What to produce: Type out the complete listing below word for word, without its pictures.

Excerpted records:
:::::

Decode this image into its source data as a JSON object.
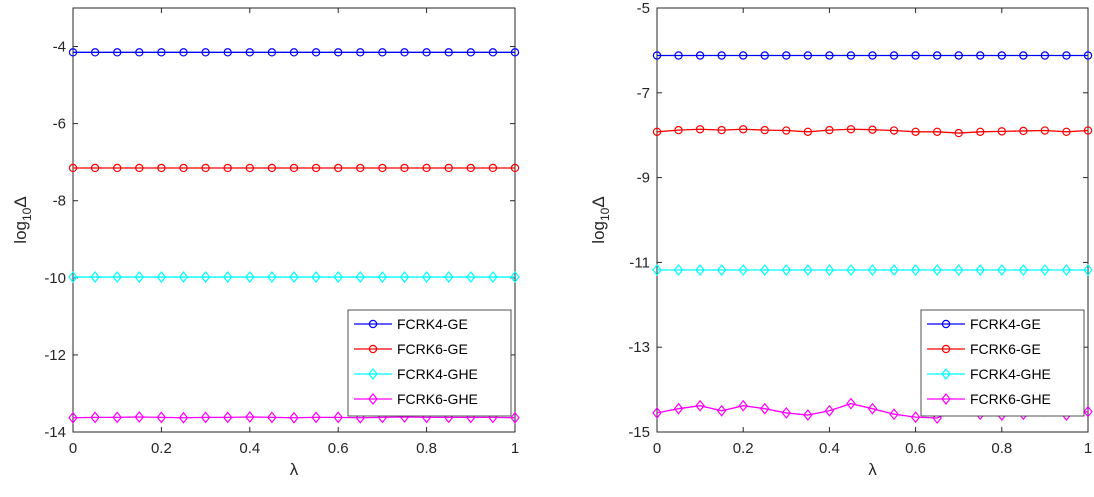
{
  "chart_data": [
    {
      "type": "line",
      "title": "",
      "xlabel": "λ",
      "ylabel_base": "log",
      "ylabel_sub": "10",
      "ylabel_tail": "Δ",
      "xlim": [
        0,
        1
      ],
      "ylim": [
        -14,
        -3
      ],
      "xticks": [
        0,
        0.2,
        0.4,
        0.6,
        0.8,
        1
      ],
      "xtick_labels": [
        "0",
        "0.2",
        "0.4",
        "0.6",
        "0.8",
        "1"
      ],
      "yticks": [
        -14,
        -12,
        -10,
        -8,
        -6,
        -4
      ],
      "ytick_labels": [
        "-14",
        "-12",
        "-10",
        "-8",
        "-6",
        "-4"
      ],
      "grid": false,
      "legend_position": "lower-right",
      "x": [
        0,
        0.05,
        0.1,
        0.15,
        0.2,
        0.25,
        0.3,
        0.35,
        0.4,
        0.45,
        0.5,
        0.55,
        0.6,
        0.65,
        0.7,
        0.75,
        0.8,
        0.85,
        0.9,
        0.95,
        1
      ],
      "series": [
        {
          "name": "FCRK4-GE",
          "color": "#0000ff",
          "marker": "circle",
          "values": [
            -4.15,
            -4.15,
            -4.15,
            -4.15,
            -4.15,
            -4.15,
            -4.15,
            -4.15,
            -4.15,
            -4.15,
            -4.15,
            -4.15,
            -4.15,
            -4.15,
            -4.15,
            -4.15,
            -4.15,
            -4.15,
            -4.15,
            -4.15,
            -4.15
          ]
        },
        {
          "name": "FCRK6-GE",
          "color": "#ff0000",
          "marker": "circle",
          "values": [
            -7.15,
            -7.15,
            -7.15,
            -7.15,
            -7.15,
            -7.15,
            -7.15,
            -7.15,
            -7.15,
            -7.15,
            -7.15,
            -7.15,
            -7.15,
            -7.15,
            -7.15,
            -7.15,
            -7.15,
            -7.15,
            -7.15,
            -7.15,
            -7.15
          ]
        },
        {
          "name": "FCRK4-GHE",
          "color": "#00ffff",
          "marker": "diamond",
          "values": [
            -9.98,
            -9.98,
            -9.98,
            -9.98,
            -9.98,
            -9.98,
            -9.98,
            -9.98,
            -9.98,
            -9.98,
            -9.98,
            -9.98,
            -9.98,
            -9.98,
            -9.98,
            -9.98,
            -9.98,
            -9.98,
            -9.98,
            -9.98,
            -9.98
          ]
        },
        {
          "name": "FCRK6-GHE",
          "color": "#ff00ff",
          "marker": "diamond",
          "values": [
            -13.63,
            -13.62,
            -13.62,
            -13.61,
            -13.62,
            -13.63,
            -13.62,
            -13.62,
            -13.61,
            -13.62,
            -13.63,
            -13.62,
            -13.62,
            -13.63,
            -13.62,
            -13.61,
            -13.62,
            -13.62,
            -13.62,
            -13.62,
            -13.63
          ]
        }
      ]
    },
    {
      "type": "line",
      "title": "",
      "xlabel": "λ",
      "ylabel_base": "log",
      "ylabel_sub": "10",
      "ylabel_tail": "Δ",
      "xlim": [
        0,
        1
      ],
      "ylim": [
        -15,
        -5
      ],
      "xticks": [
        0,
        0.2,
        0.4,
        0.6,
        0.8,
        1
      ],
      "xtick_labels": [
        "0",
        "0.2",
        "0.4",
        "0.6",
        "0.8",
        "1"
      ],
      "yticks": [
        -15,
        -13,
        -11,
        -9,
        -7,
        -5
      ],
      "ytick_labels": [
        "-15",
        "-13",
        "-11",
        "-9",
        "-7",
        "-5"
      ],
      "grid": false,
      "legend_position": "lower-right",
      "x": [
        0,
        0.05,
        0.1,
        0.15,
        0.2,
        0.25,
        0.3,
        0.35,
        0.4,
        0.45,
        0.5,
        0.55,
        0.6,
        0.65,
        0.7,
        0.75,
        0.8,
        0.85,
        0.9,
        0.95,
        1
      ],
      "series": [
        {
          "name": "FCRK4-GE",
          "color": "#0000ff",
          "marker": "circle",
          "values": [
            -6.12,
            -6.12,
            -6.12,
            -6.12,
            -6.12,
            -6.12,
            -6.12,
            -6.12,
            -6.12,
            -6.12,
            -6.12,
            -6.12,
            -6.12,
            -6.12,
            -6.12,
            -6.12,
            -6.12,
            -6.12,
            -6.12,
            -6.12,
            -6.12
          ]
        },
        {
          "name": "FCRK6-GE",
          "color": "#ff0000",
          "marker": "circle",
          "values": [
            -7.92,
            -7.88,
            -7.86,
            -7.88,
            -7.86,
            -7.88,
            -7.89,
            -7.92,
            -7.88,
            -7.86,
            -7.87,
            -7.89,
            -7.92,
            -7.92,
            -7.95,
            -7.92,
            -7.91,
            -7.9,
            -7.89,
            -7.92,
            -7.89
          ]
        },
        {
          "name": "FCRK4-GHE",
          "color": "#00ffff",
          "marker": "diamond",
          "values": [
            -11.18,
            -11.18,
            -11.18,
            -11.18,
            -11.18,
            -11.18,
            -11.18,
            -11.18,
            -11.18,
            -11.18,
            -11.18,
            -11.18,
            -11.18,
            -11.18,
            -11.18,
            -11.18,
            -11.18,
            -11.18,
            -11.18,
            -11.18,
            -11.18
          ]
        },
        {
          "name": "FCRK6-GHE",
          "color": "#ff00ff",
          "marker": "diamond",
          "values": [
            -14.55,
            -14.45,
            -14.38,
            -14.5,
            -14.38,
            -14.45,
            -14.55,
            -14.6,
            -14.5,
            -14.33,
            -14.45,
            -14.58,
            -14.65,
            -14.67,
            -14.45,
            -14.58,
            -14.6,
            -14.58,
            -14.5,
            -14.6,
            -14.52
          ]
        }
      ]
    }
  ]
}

:::::

Problem solution:
Decode this image into its source data as a JSON object.
{
  "chart_data": [
    {
      "type": "line",
      "title": "",
      "xlabel": "λ",
      "ylabel_base": "log",
      "ylabel_sub": "10",
      "ylabel_tail": "Δ",
      "xlim": [
        0,
        1
      ],
      "ylim": [
        -14,
        -3
      ],
      "xticks": [
        0,
        0.2,
        0.4,
        0.6,
        0.8,
        1
      ],
      "xtick_labels": [
        "0",
        "0.2",
        "0.4",
        "0.6",
        "0.8",
        "1"
      ],
      "yticks": [
        -14,
        -12,
        -10,
        -8,
        -6,
        -4
      ],
      "ytick_labels": [
        "-14",
        "-12",
        "-10",
        "-8",
        "-6",
        "-4"
      ],
      "grid": false,
      "legend_position": "lower-right",
      "x": [
        0,
        0.05,
        0.1,
        0.15,
        0.2,
        0.25,
        0.3,
        0.35,
        0.4,
        0.45,
        0.5,
        0.55,
        0.6,
        0.65,
        0.7,
        0.75,
        0.8,
        0.85,
        0.9,
        0.95,
        1
      ],
      "series": [
        {
          "name": "FCRK4-GE",
          "color": "#0000ff",
          "marker": "circle",
          "values": [
            -4.15,
            -4.15,
            -4.15,
            -4.15,
            -4.15,
            -4.15,
            -4.15,
            -4.15,
            -4.15,
            -4.15,
            -4.15,
            -4.15,
            -4.15,
            -4.15,
            -4.15,
            -4.15,
            -4.15,
            -4.15,
            -4.15,
            -4.15,
            -4.15
          ]
        },
        {
          "name": "FCRK6-GE",
          "color": "#ff0000",
          "marker": "circle",
          "values": [
            -7.15,
            -7.15,
            -7.15,
            -7.15,
            -7.15,
            -7.15,
            -7.15,
            -7.15,
            -7.15,
            -7.15,
            -7.15,
            -7.15,
            -7.15,
            -7.15,
            -7.15,
            -7.15,
            -7.15,
            -7.15,
            -7.15,
            -7.15,
            -7.15
          ]
        },
        {
          "name": "FCRK4-GHE",
          "color": "#00ffff",
          "marker": "diamond",
          "values": [
            -9.98,
            -9.98,
            -9.98,
            -9.98,
            -9.98,
            -9.98,
            -9.98,
            -9.98,
            -9.98,
            -9.98,
            -9.98,
            -9.98,
            -9.98,
            -9.98,
            -9.98,
            -9.98,
            -9.98,
            -9.98,
            -9.98,
            -9.98,
            -9.98
          ]
        },
        {
          "name": "FCRK6-GHE",
          "color": "#ff00ff",
          "marker": "diamond",
          "values": [
            -13.63,
            -13.62,
            -13.62,
            -13.61,
            -13.62,
            -13.63,
            -13.62,
            -13.62,
            -13.61,
            -13.62,
            -13.63,
            -13.62,
            -13.62,
            -13.63,
            -13.62,
            -13.61,
            -13.62,
            -13.62,
            -13.62,
            -13.62,
            -13.63
          ]
        }
      ]
    },
    {
      "type": "line",
      "title": "",
      "xlabel": "λ",
      "ylabel_base": "log",
      "ylabel_sub": "10",
      "ylabel_tail": "Δ",
      "xlim": [
        0,
        1
      ],
      "ylim": [
        -15,
        -5
      ],
      "xticks": [
        0,
        0.2,
        0.4,
        0.6,
        0.8,
        1
      ],
      "xtick_labels": [
        "0",
        "0.2",
        "0.4",
        "0.6",
        "0.8",
        "1"
      ],
      "yticks": [
        -15,
        -13,
        -11,
        -9,
        -7,
        -5
      ],
      "ytick_labels": [
        "-15",
        "-13",
        "-11",
        "-9",
        "-7",
        "-5"
      ],
      "grid": false,
      "legend_position": "lower-right",
      "x": [
        0,
        0.05,
        0.1,
        0.15,
        0.2,
        0.25,
        0.3,
        0.35,
        0.4,
        0.45,
        0.5,
        0.55,
        0.6,
        0.65,
        0.7,
        0.75,
        0.8,
        0.85,
        0.9,
        0.95,
        1
      ],
      "series": [
        {
          "name": "FCRK4-GE",
          "color": "#0000ff",
          "marker": "circle",
          "values": [
            -6.12,
            -6.12,
            -6.12,
            -6.12,
            -6.12,
            -6.12,
            -6.12,
            -6.12,
            -6.12,
            -6.12,
            -6.12,
            -6.12,
            -6.12,
            -6.12,
            -6.12,
            -6.12,
            -6.12,
            -6.12,
            -6.12,
            -6.12,
            -6.12
          ]
        },
        {
          "name": "FCRK6-GE",
          "color": "#ff0000",
          "marker": "circle",
          "values": [
            -7.92,
            -7.88,
            -7.86,
            -7.88,
            -7.86,
            -7.88,
            -7.89,
            -7.92,
            -7.88,
            -7.86,
            -7.87,
            -7.89,
            -7.92,
            -7.92,
            -7.95,
            -7.92,
            -7.91,
            -7.9,
            -7.89,
            -7.92,
            -7.89
          ]
        },
        {
          "name": "FCRK4-GHE",
          "color": "#00ffff",
          "marker": "diamond",
          "values": [
            -11.18,
            -11.18,
            -11.18,
            -11.18,
            -11.18,
            -11.18,
            -11.18,
            -11.18,
            -11.18,
            -11.18,
            -11.18,
            -11.18,
            -11.18,
            -11.18,
            -11.18,
            -11.18,
            -11.18,
            -11.18,
            -11.18,
            -11.18,
            -11.18
          ]
        },
        {
          "name": "FCRK6-GHE",
          "color": "#ff00ff",
          "marker": "diamond",
          "values": [
            -14.55,
            -14.45,
            -14.38,
            -14.5,
            -14.38,
            -14.45,
            -14.55,
            -14.6,
            -14.5,
            -14.33,
            -14.45,
            -14.58,
            -14.65,
            -14.67,
            -14.45,
            -14.58,
            -14.6,
            -14.58,
            -14.5,
            -14.6,
            -14.52
          ]
        }
      ]
    }
  ]
}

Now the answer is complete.